• **Dataset records**:
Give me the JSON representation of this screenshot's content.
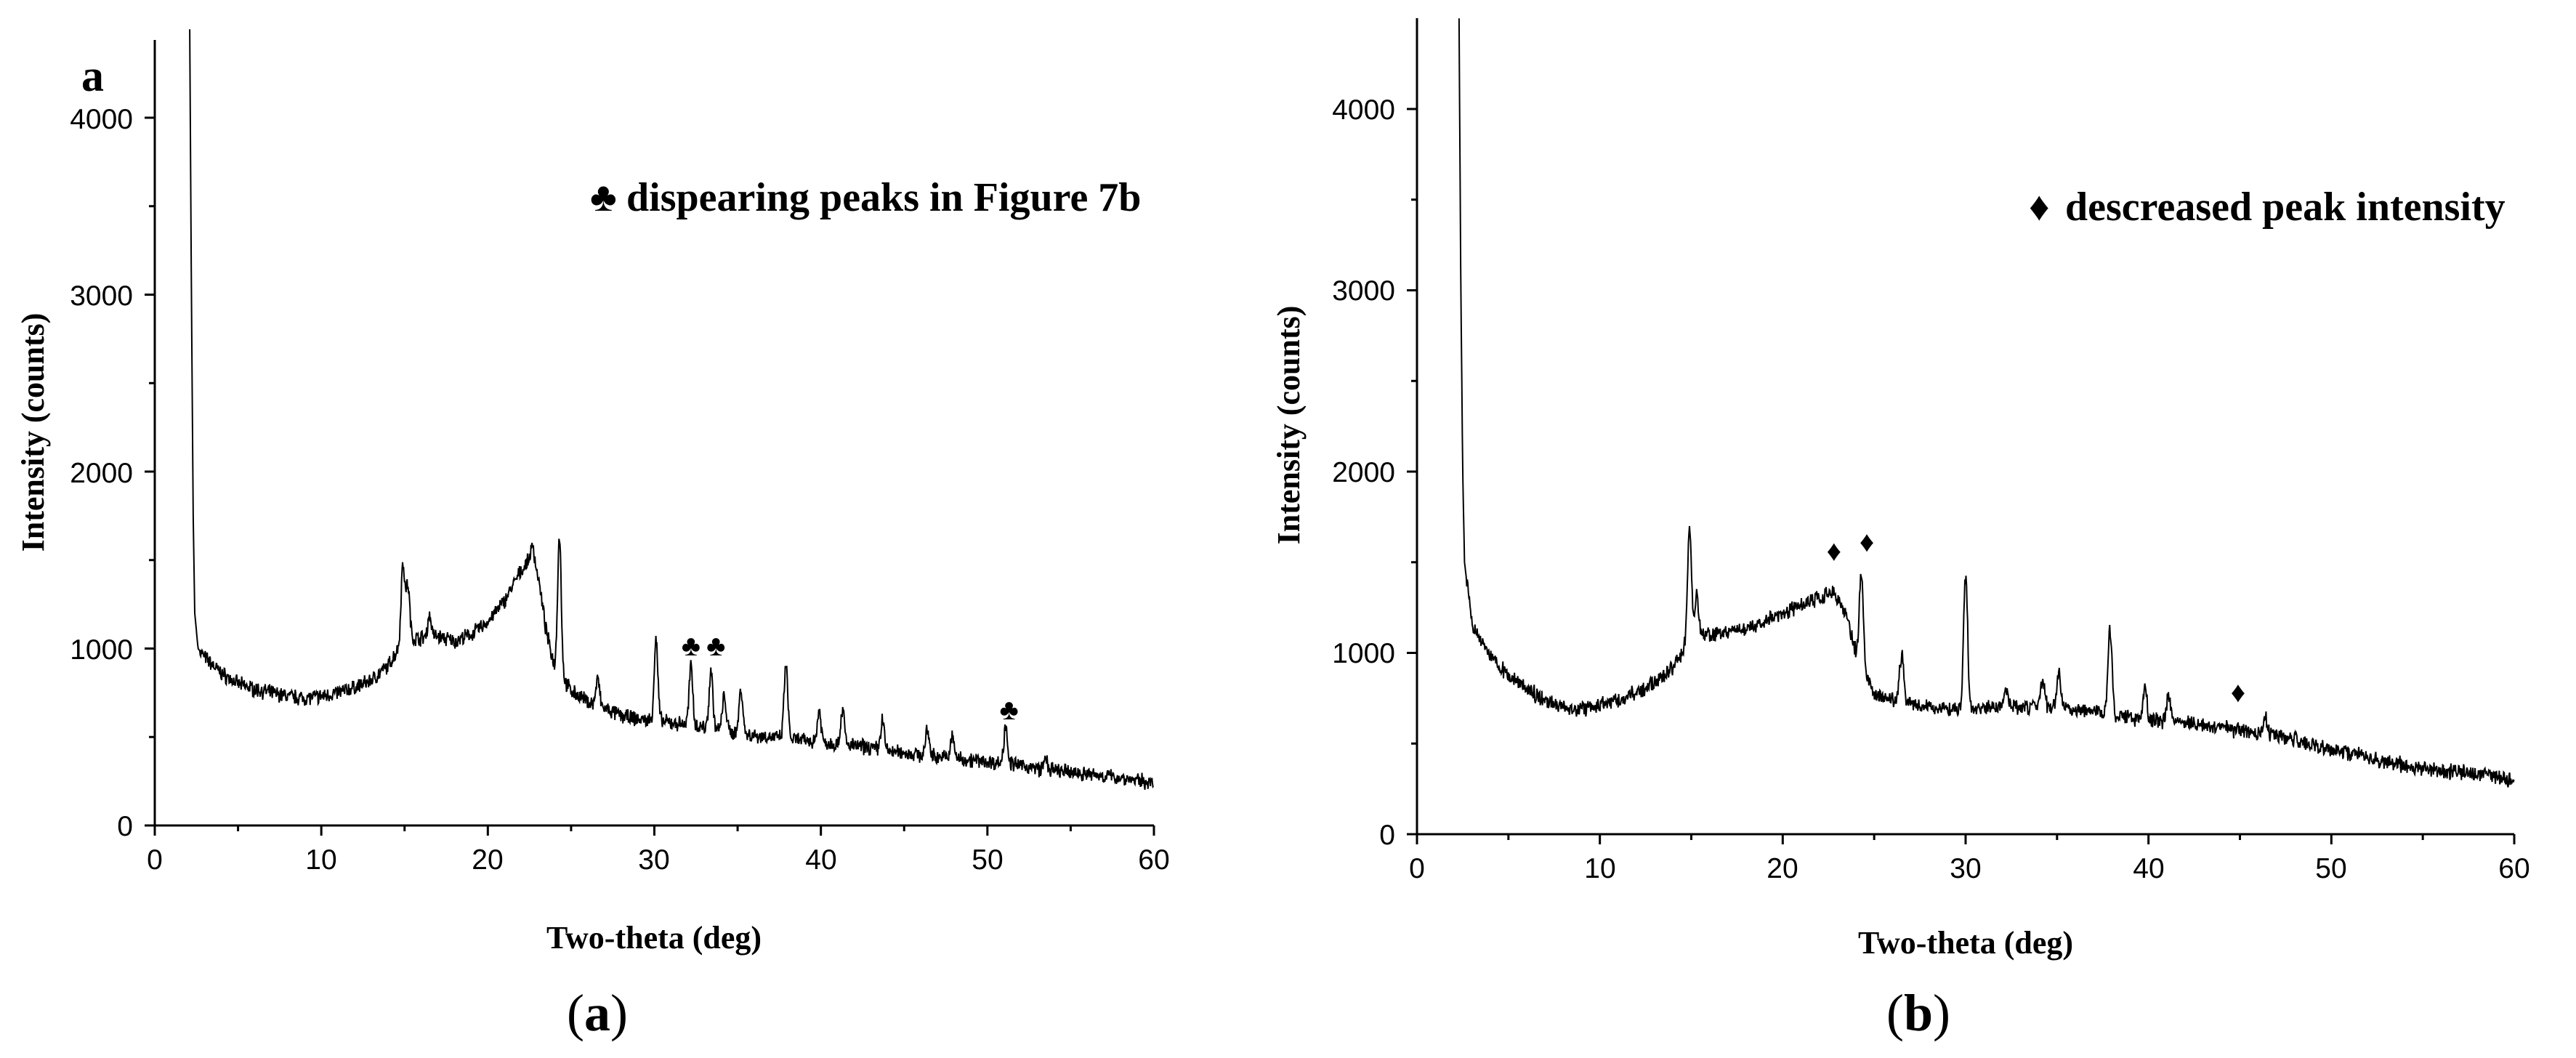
{
  "chart_data": [
    {
      "type": "line",
      "panel_letter": "a",
      "caption": {
        "open": "(",
        "letter": "a",
        "close": ")"
      },
      "xlabel": "Two-theta (deg)",
      "ylabel": "Intensity (counts)",
      "xlim": [
        0,
        60
      ],
      "ylim": [
        0,
        4600
      ],
      "xticks": [
        "0",
        "10",
        "20",
        "30",
        "40",
        "50",
        "60"
      ],
      "yticks": [
        "0",
        "1000",
        "2000",
        "3000",
        "4000"
      ],
      "legend": {
        "symbol": "♣",
        "text": "dispearing peaks in Figure 7b",
        "placement": "top-right"
      },
      "baseline": [
        [
          2.1,
          4500
        ],
        [
          2.2,
          3000
        ],
        [
          2.3,
          1800
        ],
        [
          2.4,
          1200
        ],
        [
          2.6,
          1000
        ],
        [
          3,
          950
        ],
        [
          4,
          860
        ],
        [
          5,
          800
        ],
        [
          6,
          770
        ],
        [
          7,
          750
        ],
        [
          8,
          730
        ],
        [
          9,
          720
        ],
        [
          10,
          730
        ],
        [
          11,
          750
        ],
        [
          12,
          780
        ],
        [
          13,
          820
        ],
        [
          14,
          900
        ],
        [
          14.5,
          980
        ],
        [
          15,
          1050
        ],
        [
          16,
          1060
        ],
        [
          17,
          1070
        ],
        [
          18,
          1040
        ],
        [
          19,
          1080
        ],
        [
          20,
          1150
        ],
        [
          21,
          1270
        ],
        [
          22,
          1440
        ],
        [
          22.5,
          1500
        ],
        [
          23,
          1420
        ],
        [
          23.5,
          1100
        ],
        [
          24,
          900
        ],
        [
          25,
          760
        ],
        [
          26,
          700
        ],
        [
          27,
          660
        ],
        [
          28,
          620
        ],
        [
          29,
          600
        ],
        [
          30,
          590
        ],
        [
          31,
          580
        ],
        [
          32,
          570
        ],
        [
          33,
          555
        ],
        [
          34,
          540
        ],
        [
          35,
          520
        ],
        [
          36,
          510
        ],
        [
          37,
          500
        ],
        [
          38,
          490
        ],
        [
          39,
          480
        ],
        [
          40,
          470
        ],
        [
          41,
          460
        ],
        [
          42,
          450
        ],
        [
          43,
          440
        ],
        [
          44,
          420
        ],
        [
          45,
          410
        ],
        [
          46,
          400
        ],
        [
          47,
          390
        ],
        [
          48,
          380
        ],
        [
          49,
          370
        ],
        [
          50,
          360
        ],
        [
          51,
          350
        ],
        [
          52,
          340
        ],
        [
          53,
          320
        ],
        [
          54,
          310
        ],
        [
          55,
          300
        ],
        [
          56,
          290
        ],
        [
          57,
          280
        ],
        [
          58,
          270
        ],
        [
          59,
          255
        ],
        [
          60,
          240
        ]
      ],
      "peaks": [
        [
          14.9,
          440
        ],
        [
          15.2,
          300
        ],
        [
          16.5,
          120
        ],
        [
          22.7,
          110
        ],
        [
          24.3,
          780
        ],
        [
          26.6,
          150
        ],
        [
          30.1,
          460
        ],
        [
          32.2,
          330
        ],
        [
          33.4,
          330
        ],
        [
          34.2,
          200
        ],
        [
          35.2,
          260
        ],
        [
          37.9,
          420
        ],
        [
          39.9,
          180
        ],
        [
          41.3,
          200
        ],
        [
          43.7,
          170
        ],
        [
          46.4,
          140
        ],
        [
          47.9,
          120
        ],
        [
          51.1,
          220
        ],
        [
          53.5,
          60
        ]
      ],
      "markers": [
        {
          "x": 32.2,
          "y": 960,
          "symbol": "♣"
        },
        {
          "x": 33.7,
          "y": 960,
          "symbol": "♣"
        },
        {
          "x": 51.3,
          "y": 600,
          "symbol": "♣"
        }
      ]
    },
    {
      "type": "line",
      "panel_letter": "",
      "caption": {
        "open": "(",
        "letter": "b",
        "close": ")"
      },
      "xlabel": "Two-theta (deg)",
      "ylabel": "Intensity (counts)",
      "xlim": [
        0,
        60
      ],
      "ylim": [
        0,
        4500
      ],
      "xticks": [
        "0",
        "10",
        "20",
        "30",
        "40",
        "50",
        "60"
      ],
      "yticks": [
        "0",
        "1000",
        "2000",
        "3000",
        "4000"
      ],
      "legend": {
        "symbol": "♦",
        "text": "descreased peak intensity",
        "placement": "top-right"
      },
      "baseline": [
        [
          2.3,
          4500
        ],
        [
          2.4,
          3000
        ],
        [
          2.5,
          2000
        ],
        [
          2.6,
          1500
        ],
        [
          3,
          1150
        ],
        [
          4,
          980
        ],
        [
          5,
          880
        ],
        [
          6,
          800
        ],
        [
          7,
          740
        ],
        [
          8,
          700
        ],
        [
          9,
          690
        ],
        [
          10,
          710
        ],
        [
          11,
          740
        ],
        [
          12,
          780
        ],
        [
          13,
          830
        ],
        [
          14,
          920
        ],
        [
          14.5,
          1000
        ],
        [
          15,
          1080
        ],
        [
          16,
          1100
        ],
        [
          17,
          1110
        ],
        [
          18,
          1130
        ],
        [
          19,
          1170
        ],
        [
          20,
          1220
        ],
        [
          21,
          1260
        ],
        [
          22,
          1300
        ],
        [
          22.8,
          1330
        ],
        [
          23.5,
          1200
        ],
        [
          24,
          1000
        ],
        [
          24.5,
          880
        ],
        [
          25,
          780
        ],
        [
          26,
          740
        ],
        [
          27,
          720
        ],
        [
          28,
          700
        ],
        [
          29,
          690
        ],
        [
          30,
          690
        ],
        [
          31,
          690
        ],
        [
          32,
          700
        ],
        [
          33,
          700
        ],
        [
          34,
          710
        ],
        [
          35,
          700
        ],
        [
          36,
          680
        ],
        [
          37,
          680
        ],
        [
          38,
          660
        ],
        [
          39,
          640
        ],
        [
          40,
          630
        ],
        [
          41,
          620
        ],
        [
          42,
          610
        ],
        [
          43,
          600
        ],
        [
          44,
          590
        ],
        [
          45,
          570
        ],
        [
          46,
          560
        ],
        [
          47,
          540
        ],
        [
          48,
          520
        ],
        [
          49,
          500
        ],
        [
          50,
          470
        ],
        [
          51,
          450
        ],
        [
          52,
          430
        ],
        [
          53,
          400
        ],
        [
          54,
          380
        ],
        [
          55,
          360
        ],
        [
          56,
          350
        ],
        [
          57,
          340
        ],
        [
          58,
          330
        ],
        [
          59,
          315
        ],
        [
          60,
          300
        ]
      ],
      "peaks": [
        [
          14.9,
          620
        ],
        [
          15.3,
          220
        ],
        [
          24.3,
          520
        ],
        [
          26.5,
          260
        ],
        [
          30.0,
          730
        ],
        [
          32.2,
          100
        ],
        [
          34.2,
          140
        ],
        [
          35.1,
          200
        ],
        [
          37.9,
          470
        ],
        [
          39.8,
          180
        ],
        [
          41.1,
          140
        ],
        [
          46.4,
          90
        ]
      ],
      "markers": [
        {
          "x": 22.8,
          "y": 1510,
          "symbol": "♦"
        },
        {
          "x": 24.6,
          "y": 1560,
          "symbol": "♦"
        },
        {
          "x": 44.9,
          "y": 730,
          "symbol": "♦"
        }
      ]
    }
  ]
}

• **Task requirements**: Without the pictures, transcribe the listing above exactly.

• **Exercise result**:
Give me the JSON representation of this screenshot's content.
{
  "chart_data": [
    {
      "type": "line",
      "panel_letter": "a",
      "caption": {
        "open": "(",
        "letter": "a",
        "close": ")"
      },
      "xlabel": "Two-theta (deg)",
      "ylabel": "Intensity (counts)",
      "xlim": [
        0,
        60
      ],
      "ylim": [
        0,
        4600
      ],
      "xticks": [
        "0",
        "10",
        "20",
        "30",
        "40",
        "50",
        "60"
      ],
      "yticks": [
        "0",
        "1000",
        "2000",
        "3000",
        "4000"
      ],
      "legend": {
        "symbol": "♣",
        "text": "dispearing peaks in Figure 7b",
        "placement": "top-right"
      },
      "baseline": [
        [
          2.1,
          4500
        ],
        [
          2.2,
          3000
        ],
        [
          2.3,
          1800
        ],
        [
          2.4,
          1200
        ],
        [
          2.6,
          1000
        ],
        [
          3,
          950
        ],
        [
          4,
          860
        ],
        [
          5,
          800
        ],
        [
          6,
          770
        ],
        [
          7,
          750
        ],
        [
          8,
          730
        ],
        [
          9,
          720
        ],
        [
          10,
          730
        ],
        [
          11,
          750
        ],
        [
          12,
          780
        ],
        [
          13,
          820
        ],
        [
          14,
          900
        ],
        [
          14.5,
          980
        ],
        [
          15,
          1050
        ],
        [
          16,
          1060
        ],
        [
          17,
          1070
        ],
        [
          18,
          1040
        ],
        [
          19,
          1080
        ],
        [
          20,
          1150
        ],
        [
          21,
          1270
        ],
        [
          22,
          1440
        ],
        [
          22.5,
          1500
        ],
        [
          23,
          1420
        ],
        [
          23.5,
          1100
        ],
        [
          24,
          900
        ],
        [
          25,
          760
        ],
        [
          26,
          700
        ],
        [
          27,
          660
        ],
        [
          28,
          620
        ],
        [
          29,
          600
        ],
        [
          30,
          590
        ],
        [
          31,
          580
        ],
        [
          32,
          570
        ],
        [
          33,
          555
        ],
        [
          34,
          540
        ],
        [
          35,
          520
        ],
        [
          36,
          510
        ],
        [
          37,
          500
        ],
        [
          38,
          490
        ],
        [
          39,
          480
        ],
        [
          40,
          470
        ],
        [
          41,
          460
        ],
        [
          42,
          450
        ],
        [
          43,
          440
        ],
        [
          44,
          420
        ],
        [
          45,
          410
        ],
        [
          46,
          400
        ],
        [
          47,
          390
        ],
        [
          48,
          380
        ],
        [
          49,
          370
        ],
        [
          50,
          360
        ],
        [
          51,
          350
        ],
        [
          52,
          340
        ],
        [
          53,
          320
        ],
        [
          54,
          310
        ],
        [
          55,
          300
        ],
        [
          56,
          290
        ],
        [
          57,
          280
        ],
        [
          58,
          270
        ],
        [
          59,
          255
        ],
        [
          60,
          240
        ]
      ],
      "peaks": [
        [
          14.9,
          440
        ],
        [
          15.2,
          300
        ],
        [
          16.5,
          120
        ],
        [
          22.7,
          110
        ],
        [
          24.3,
          780
        ],
        [
          26.6,
          150
        ],
        [
          30.1,
          460
        ],
        [
          32.2,
          330
        ],
        [
          33.4,
          330
        ],
        [
          34.2,
          200
        ],
        [
          35.2,
          260
        ],
        [
          37.9,
          420
        ],
        [
          39.9,
          180
        ],
        [
          41.3,
          200
        ],
        [
          43.7,
          170
        ],
        [
          46.4,
          140
        ],
        [
          47.9,
          120
        ],
        [
          51.1,
          220
        ],
        [
          53.5,
          60
        ]
      ],
      "markers": [
        {
          "x": 32.2,
          "y": 960,
          "symbol": "♣"
        },
        {
          "x": 33.7,
          "y": 960,
          "symbol": "♣"
        },
        {
          "x": 51.3,
          "y": 600,
          "symbol": "♣"
        }
      ]
    },
    {
      "type": "line",
      "panel_letter": "",
      "caption": {
        "open": "(",
        "letter": "b",
        "close": ")"
      },
      "xlabel": "Two-theta (deg)",
      "ylabel": "Intensity (counts)",
      "xlim": [
        0,
        60
      ],
      "ylim": [
        0,
        4500
      ],
      "xticks": [
        "0",
        "10",
        "20",
        "30",
        "40",
        "50",
        "60"
      ],
      "yticks": [
        "0",
        "1000",
        "2000",
        "3000",
        "4000"
      ],
      "legend": {
        "symbol": "♦",
        "text": "descreased peak intensity",
        "placement": "top-right"
      },
      "baseline": [
        [
          2.3,
          4500
        ],
        [
          2.4,
          3000
        ],
        [
          2.5,
          2000
        ],
        [
          2.6,
          1500
        ],
        [
          3,
          1150
        ],
        [
          4,
          980
        ],
        [
          5,
          880
        ],
        [
          6,
          800
        ],
        [
          7,
          740
        ],
        [
          8,
          700
        ],
        [
          9,
          690
        ],
        [
          10,
          710
        ],
        [
          11,
          740
        ],
        [
          12,
          780
        ],
        [
          13,
          830
        ],
        [
          14,
          920
        ],
        [
          14.5,
          1000
        ],
        [
          15,
          1080
        ],
        [
          16,
          1100
        ],
        [
          17,
          1110
        ],
        [
          18,
          1130
        ],
        [
          19,
          1170
        ],
        [
          20,
          1220
        ],
        [
          21,
          1260
        ],
        [
          22,
          1300
        ],
        [
          22.8,
          1330
        ],
        [
          23.5,
          1200
        ],
        [
          24,
          1000
        ],
        [
          24.5,
          880
        ],
        [
          25,
          780
        ],
        [
          26,
          740
        ],
        [
          27,
          720
        ],
        [
          28,
          700
        ],
        [
          29,
          690
        ],
        [
          30,
          690
        ],
        [
          31,
          690
        ],
        [
          32,
          700
        ],
        [
          33,
          700
        ],
        [
          34,
          710
        ],
        [
          35,
          700
        ],
        [
          36,
          680
        ],
        [
          37,
          680
        ],
        [
          38,
          660
        ],
        [
          39,
          640
        ],
        [
          40,
          630
        ],
        [
          41,
          620
        ],
        [
          42,
          610
        ],
        [
          43,
          600
        ],
        [
          44,
          590
        ],
        [
          45,
          570
        ],
        [
          46,
          560
        ],
        [
          47,
          540
        ],
        [
          48,
          520
        ],
        [
          49,
          500
        ],
        [
          50,
          470
        ],
        [
          51,
          450
        ],
        [
          52,
          430
        ],
        [
          53,
          400
        ],
        [
          54,
          380
        ],
        [
          55,
          360
        ],
        [
          56,
          350
        ],
        [
          57,
          340
        ],
        [
          58,
          330
        ],
        [
          59,
          315
        ],
        [
          60,
          300
        ]
      ],
      "peaks": [
        [
          14.9,
          620
        ],
        [
          15.3,
          220
        ],
        [
          24.3,
          520
        ],
        [
          26.5,
          260
        ],
        [
          30.0,
          730
        ],
        [
          32.2,
          100
        ],
        [
          34.2,
          140
        ],
        [
          35.1,
          200
        ],
        [
          37.9,
          470
        ],
        [
          39.8,
          180
        ],
        [
          41.1,
          140
        ],
        [
          46.4,
          90
        ]
      ],
      "markers": [
        {
          "x": 22.8,
          "y": 1510,
          "symbol": "♦"
        },
        {
          "x": 24.6,
          "y": 1560,
          "symbol": "♦"
        },
        {
          "x": 44.9,
          "y": 730,
          "symbol": "♦"
        }
      ]
    }
  ]
}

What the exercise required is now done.